-- start of Excerpted records --

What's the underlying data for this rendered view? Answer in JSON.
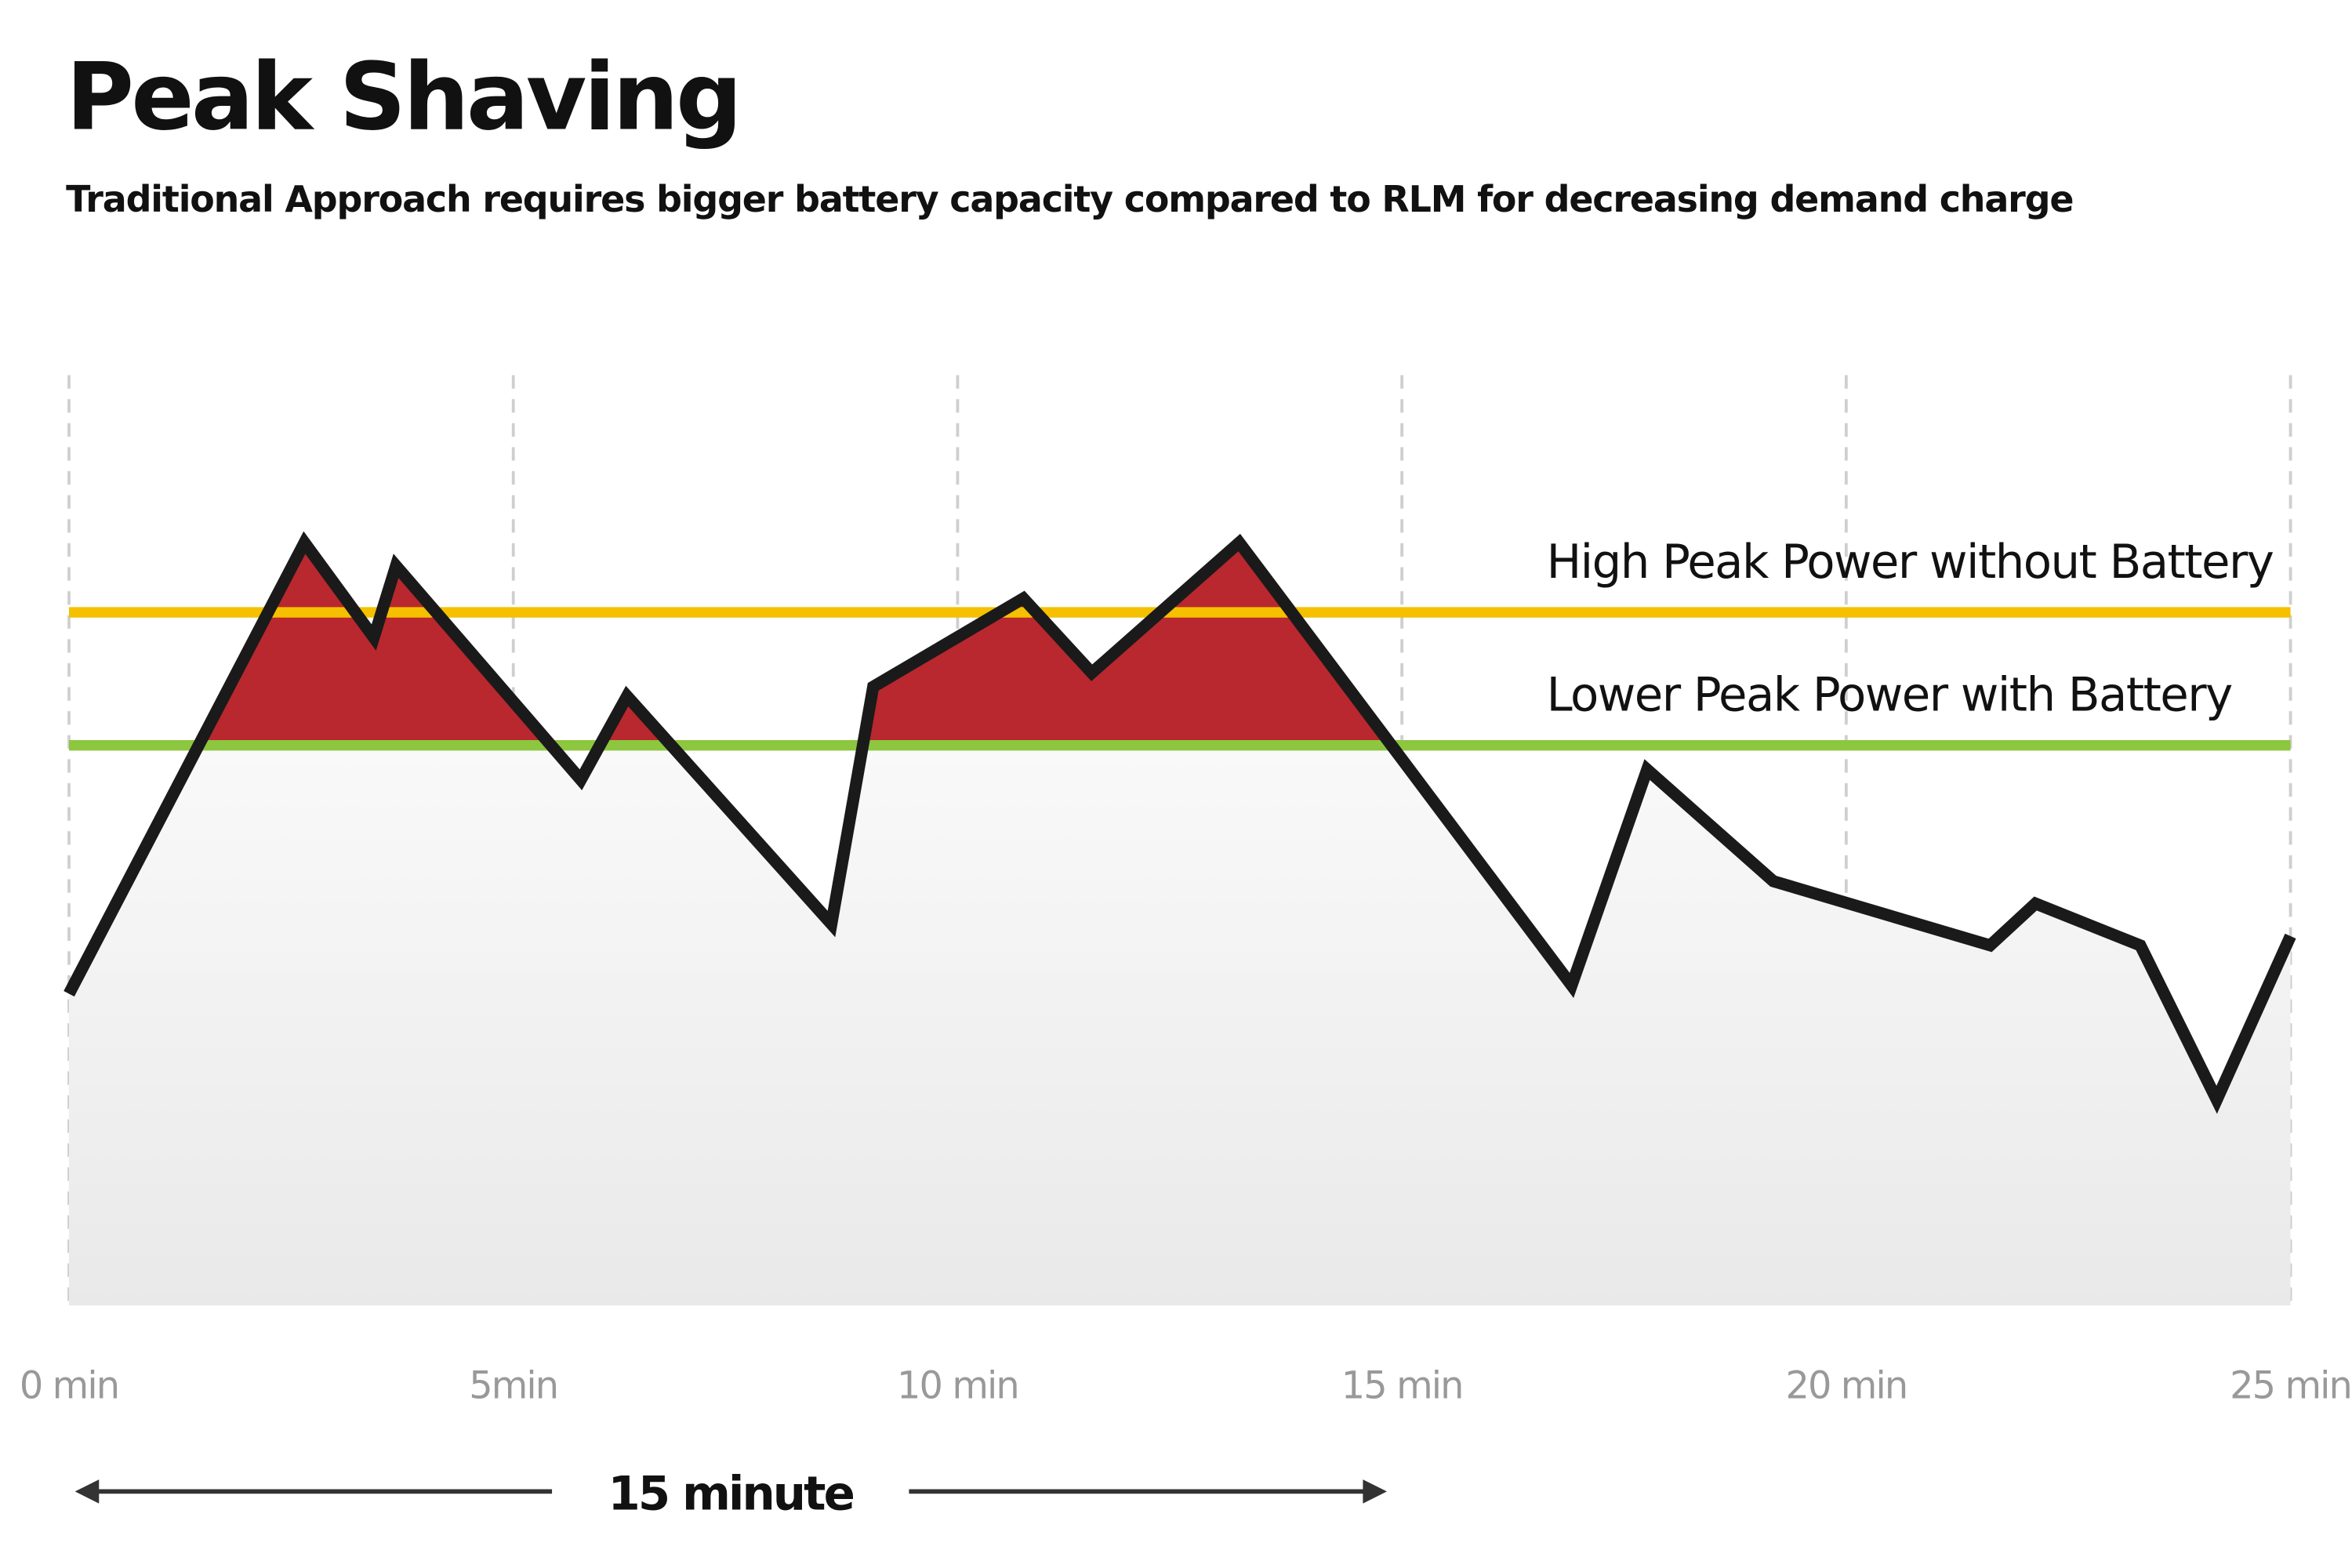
{
  "chart_data": {
    "type": "area",
    "title": "Peak Shaving",
    "subtitle": "Traditional Approach requires bigger battery capacity compared to RLM for decreasing demand charge",
    "xlabel": "",
    "ylabel": "",
    "xlim": [
      0,
      25
    ],
    "ylim": [
      0,
      100
    ],
    "grid": "vertical dashed",
    "x_ticks": [
      0,
      5,
      10,
      15,
      20,
      25
    ],
    "x_tick_labels": [
      "0 min",
      "5min",
      "10 min",
      "15 min",
      "20 min",
      "25 min"
    ],
    "series": [
      {
        "x": [
          0,
          2.65,
          3.43,
          3.68,
          5.76,
          6.28,
          8.58,
          9.05,
          10.74,
          11.51,
          13.17,
          16.91,
          17.76,
          19.18,
          21.62,
          22.13,
          23.31,
          24.17,
          25
        ],
        "y": [
          33.5,
          82,
          71.8,
          79.5,
          56.5,
          65.5,
          41,
          66.5,
          76,
          68,
          82,
          34.4,
          57.6,
          45.6,
          38.7,
          43.2,
          38.7,
          22.1,
          39.7
        ],
        "color": "#1a1a1a"
      }
    ],
    "reference_lines": [
      {
        "label": "High Peak Power without Battery",
        "y": 74.5,
        "color": "#f5c000"
      },
      {
        "label": "Lower Peak Power with Battery",
        "y": 60.2,
        "color": "#8dc63f"
      }
    ],
    "shaved_area_color": "#b8282e",
    "annotation": {
      "label": "15 minute",
      "from": 0,
      "to": 15
    }
  }
}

-- end of Excerpted records --

What the task requires —
Copy every line that includes the string "Peak" from the material above.

Expected answer —
    "title": "Peak Shaving",
        "label": "High Peak Power without Battery",
        "label": "Lower Peak Power with Battery",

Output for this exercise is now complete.